### Goal
Extract every entry word for word.

Source records
————

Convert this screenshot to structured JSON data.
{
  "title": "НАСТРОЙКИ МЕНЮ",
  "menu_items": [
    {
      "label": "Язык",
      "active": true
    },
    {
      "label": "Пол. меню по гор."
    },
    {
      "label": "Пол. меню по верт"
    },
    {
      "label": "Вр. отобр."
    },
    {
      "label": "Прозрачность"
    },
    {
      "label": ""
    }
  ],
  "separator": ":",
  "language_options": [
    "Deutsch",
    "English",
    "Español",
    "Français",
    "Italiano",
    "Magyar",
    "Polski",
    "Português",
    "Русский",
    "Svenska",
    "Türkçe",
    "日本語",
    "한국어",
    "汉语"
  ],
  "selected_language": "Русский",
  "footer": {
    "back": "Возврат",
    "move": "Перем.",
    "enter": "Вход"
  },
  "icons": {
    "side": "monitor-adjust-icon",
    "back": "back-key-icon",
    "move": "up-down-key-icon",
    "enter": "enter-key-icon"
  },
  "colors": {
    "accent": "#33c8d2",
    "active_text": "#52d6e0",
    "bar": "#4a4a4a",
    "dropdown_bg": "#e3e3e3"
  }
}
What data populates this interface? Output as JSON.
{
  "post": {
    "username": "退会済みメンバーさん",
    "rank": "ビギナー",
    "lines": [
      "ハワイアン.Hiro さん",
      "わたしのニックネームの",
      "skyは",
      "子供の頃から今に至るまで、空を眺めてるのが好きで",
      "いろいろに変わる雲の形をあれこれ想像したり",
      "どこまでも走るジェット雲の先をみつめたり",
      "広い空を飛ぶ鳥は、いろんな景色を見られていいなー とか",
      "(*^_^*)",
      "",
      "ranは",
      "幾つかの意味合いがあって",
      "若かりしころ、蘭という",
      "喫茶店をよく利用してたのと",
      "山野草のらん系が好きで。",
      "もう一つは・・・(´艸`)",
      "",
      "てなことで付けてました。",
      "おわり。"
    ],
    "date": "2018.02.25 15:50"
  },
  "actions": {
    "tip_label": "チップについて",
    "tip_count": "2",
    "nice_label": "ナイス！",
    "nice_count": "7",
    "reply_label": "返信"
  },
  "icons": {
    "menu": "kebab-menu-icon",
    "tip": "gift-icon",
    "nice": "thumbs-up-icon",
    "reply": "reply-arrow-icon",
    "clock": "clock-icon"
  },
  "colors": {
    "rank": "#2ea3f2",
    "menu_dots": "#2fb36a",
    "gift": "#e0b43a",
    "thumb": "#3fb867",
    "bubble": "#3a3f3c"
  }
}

————

### Exercise answer
Convert this screenshot to structured JSON data.
{
  "title": "НАСТРОЙКИ МЕНЮ",
  "menu_items": [
    {
      "label": "Язык",
      "active": true
    },
    {
      "label": "Пол. меню по гор."
    },
    {
      "label": "Пол. меню по верт"
    },
    {
      "label": "Вр. отобр."
    },
    {
      "label": "Прозрачность"
    },
    {
      "label": ""
    }
  ],
  "separator": ":",
  "language_options": [
    "Deutsch",
    "English",
    "Español",
    "Français",
    "Italiano",
    "Magyar",
    "Polski",
    "Português",
    "Русский",
    "Svenska",
    "Türkçe",
    "日本語",
    "한국어",
    "汉语"
  ],
  "selected_language": "Русский",
  "footer": {
    "back": "Возврат",
    "move": "Перем.",
    "enter": "Вход"
  },
  "icons": {
    "side": "monitor-adjust-icon",
    "back": "back-key-icon",
    "move": "up-down-key-icon",
    "enter": "enter-key-icon"
  },
  "colors": {
    "accent": "#33c8d2",
    "active_text": "#52d6e0",
    "bar": "#4a4a4a",
    "dropdown_bg": "#e3e3e3"
  }
}
What data populates this interface? Output as JSON.
{
  "post": {
    "username": "退会済みメンバーさん",
    "rank": "ビギナー",
    "lines": [
      "ハワイアン.Hiro さん",
      "わたしのニックネームの",
      "skyは",
      "子供の頃から今に至るまで、空を眺めてるのが好きで",
      "いろいろに変わる雲の形をあれこれ想像したり",
      "どこまでも走るジェット雲の先をみつめたり",
      "広い空を飛ぶ鳥は、いろんな景色を見られていいなー とか",
      "(*^_^*)",
      "",
      "ranは",
      "幾つかの意味合いがあって",
      "若かりしころ、蘭という",
      "喫茶店をよく利用してたのと",
      "山野草のらん系が好きで。",
      "もう一つは・・・(´艸`)",
      "",
      "てなことで付けてました。",
      "おわり。"
    ],
    "date": "2018.02.25 15:50"
  },
  "actions": {
    "tip_label": "チップについて",
    "tip_count": "2",
    "nice_label": "ナイス！",
    "nice_count": "7",
    "reply_label": "返信"
  },
  "icons": {
    "menu": "kebab-menu-icon",
    "tip": "gift-icon",
    "nice": "thumbs-up-icon",
    "reply": "reply-arrow-icon",
    "clock": "clock-icon"
  },
  "colors": {
    "rank": "#2ea3f2",
    "menu_dots": "#2fb36a",
    "gift": "#e0b43a",
    "thumb": "#3fb867",
    "bubble": "#3a3f3c"
  }
}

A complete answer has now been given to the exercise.